(begin)
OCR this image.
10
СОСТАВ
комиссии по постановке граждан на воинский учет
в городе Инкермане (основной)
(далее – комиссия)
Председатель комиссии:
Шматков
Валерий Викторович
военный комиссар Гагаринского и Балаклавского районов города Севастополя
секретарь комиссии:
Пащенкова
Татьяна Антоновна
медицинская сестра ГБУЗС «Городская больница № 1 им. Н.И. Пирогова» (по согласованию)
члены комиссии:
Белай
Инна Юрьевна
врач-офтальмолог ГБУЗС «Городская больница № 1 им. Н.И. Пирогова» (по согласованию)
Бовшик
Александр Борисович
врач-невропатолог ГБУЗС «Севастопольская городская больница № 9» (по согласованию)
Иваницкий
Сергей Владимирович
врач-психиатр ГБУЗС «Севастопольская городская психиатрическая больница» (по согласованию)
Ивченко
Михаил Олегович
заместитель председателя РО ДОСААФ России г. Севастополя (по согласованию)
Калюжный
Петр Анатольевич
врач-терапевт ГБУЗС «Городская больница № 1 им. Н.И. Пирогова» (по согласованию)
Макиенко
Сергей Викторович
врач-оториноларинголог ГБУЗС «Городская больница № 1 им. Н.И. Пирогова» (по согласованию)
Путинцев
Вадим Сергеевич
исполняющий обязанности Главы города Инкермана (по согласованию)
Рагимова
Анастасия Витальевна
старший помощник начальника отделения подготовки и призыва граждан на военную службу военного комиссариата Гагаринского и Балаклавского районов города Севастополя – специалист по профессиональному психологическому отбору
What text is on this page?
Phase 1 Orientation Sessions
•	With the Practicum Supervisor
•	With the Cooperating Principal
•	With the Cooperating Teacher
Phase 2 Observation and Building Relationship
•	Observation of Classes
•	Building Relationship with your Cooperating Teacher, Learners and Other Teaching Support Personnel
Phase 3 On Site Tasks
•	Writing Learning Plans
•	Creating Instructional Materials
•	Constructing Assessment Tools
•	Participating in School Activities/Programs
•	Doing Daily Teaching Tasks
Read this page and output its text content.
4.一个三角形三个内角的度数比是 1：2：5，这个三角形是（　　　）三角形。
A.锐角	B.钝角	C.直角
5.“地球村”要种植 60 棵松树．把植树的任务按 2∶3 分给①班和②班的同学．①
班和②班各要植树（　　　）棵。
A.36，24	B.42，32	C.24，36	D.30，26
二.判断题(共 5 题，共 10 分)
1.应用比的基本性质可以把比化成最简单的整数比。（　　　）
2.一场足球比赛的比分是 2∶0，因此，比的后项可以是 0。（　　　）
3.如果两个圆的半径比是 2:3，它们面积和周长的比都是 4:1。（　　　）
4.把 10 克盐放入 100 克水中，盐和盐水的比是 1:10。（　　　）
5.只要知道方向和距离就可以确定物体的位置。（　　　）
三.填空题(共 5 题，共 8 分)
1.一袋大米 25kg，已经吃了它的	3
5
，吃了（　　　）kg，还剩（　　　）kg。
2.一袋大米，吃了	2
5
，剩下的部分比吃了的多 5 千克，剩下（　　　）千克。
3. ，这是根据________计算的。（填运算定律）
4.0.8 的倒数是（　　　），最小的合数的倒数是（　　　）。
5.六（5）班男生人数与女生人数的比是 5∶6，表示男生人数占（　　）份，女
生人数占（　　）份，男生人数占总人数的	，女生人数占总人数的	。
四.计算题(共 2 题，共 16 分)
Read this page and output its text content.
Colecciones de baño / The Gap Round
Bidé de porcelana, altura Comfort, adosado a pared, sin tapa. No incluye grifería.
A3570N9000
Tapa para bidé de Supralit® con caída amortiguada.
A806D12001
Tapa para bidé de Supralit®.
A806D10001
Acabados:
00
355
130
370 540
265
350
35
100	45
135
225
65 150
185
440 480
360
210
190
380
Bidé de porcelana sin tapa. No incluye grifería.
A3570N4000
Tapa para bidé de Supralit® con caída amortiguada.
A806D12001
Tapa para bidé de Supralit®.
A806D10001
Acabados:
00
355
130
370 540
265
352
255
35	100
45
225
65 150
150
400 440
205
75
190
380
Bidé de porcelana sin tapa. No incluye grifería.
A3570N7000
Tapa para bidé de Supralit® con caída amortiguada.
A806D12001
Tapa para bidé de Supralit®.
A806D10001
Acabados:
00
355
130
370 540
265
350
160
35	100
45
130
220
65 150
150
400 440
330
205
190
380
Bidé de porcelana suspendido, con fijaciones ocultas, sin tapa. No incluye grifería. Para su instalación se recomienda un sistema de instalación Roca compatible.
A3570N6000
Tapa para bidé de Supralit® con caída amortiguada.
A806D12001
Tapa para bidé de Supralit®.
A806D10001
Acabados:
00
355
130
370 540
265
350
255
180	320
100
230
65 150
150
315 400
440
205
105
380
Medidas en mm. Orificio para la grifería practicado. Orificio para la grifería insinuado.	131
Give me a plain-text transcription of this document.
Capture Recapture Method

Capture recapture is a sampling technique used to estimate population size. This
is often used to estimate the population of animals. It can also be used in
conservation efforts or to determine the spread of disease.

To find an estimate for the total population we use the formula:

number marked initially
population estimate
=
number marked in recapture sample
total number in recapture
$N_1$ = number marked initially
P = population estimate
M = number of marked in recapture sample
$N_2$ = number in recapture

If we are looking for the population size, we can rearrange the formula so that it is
(end)
Count every line above that holds the string "Teaching" and give the total, nothing more.

**Finished task**.
2